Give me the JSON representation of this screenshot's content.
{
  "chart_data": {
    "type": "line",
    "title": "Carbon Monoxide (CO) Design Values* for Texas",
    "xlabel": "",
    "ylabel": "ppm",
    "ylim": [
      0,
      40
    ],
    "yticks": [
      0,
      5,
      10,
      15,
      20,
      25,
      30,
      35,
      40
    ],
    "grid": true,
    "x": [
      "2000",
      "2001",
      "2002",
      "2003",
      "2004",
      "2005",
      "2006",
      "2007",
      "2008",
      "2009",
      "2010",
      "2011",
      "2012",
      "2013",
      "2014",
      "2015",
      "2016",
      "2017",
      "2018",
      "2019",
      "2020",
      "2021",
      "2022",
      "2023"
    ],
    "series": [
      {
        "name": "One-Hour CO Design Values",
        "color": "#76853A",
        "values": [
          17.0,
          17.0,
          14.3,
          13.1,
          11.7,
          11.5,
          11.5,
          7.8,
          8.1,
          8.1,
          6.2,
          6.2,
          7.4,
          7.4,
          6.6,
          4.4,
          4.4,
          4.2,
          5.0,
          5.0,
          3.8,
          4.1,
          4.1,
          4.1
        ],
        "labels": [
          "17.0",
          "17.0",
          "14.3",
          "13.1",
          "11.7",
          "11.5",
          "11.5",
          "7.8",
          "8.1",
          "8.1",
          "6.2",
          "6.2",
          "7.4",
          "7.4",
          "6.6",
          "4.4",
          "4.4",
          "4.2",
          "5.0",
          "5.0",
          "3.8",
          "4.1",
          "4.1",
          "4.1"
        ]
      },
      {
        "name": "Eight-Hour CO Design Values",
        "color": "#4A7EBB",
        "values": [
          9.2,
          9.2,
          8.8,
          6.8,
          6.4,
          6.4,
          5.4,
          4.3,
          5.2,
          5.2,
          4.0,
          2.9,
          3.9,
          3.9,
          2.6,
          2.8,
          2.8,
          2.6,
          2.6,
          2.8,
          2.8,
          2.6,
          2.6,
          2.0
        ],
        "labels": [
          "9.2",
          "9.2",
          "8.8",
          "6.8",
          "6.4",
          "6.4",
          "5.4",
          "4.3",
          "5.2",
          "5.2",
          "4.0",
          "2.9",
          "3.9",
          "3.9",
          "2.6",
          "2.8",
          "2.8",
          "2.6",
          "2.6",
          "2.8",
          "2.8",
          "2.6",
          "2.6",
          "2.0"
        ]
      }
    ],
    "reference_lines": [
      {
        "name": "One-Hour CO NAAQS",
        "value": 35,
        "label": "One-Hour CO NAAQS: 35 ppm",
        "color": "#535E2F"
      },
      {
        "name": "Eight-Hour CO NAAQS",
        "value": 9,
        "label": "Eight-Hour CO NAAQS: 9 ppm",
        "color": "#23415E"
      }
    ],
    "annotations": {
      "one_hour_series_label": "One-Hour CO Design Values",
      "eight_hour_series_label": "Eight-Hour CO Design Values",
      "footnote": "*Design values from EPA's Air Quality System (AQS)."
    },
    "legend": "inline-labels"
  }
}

------------

» **PROBLEM STATEMENT**
Scan the data for the word "color" and copy every line where it shows up.

» **FULL RESPONSE**
        "color": "#76853A",
        "color": "#4A7EBB",
        "color": "#535E2F"
        "color": "#23415E"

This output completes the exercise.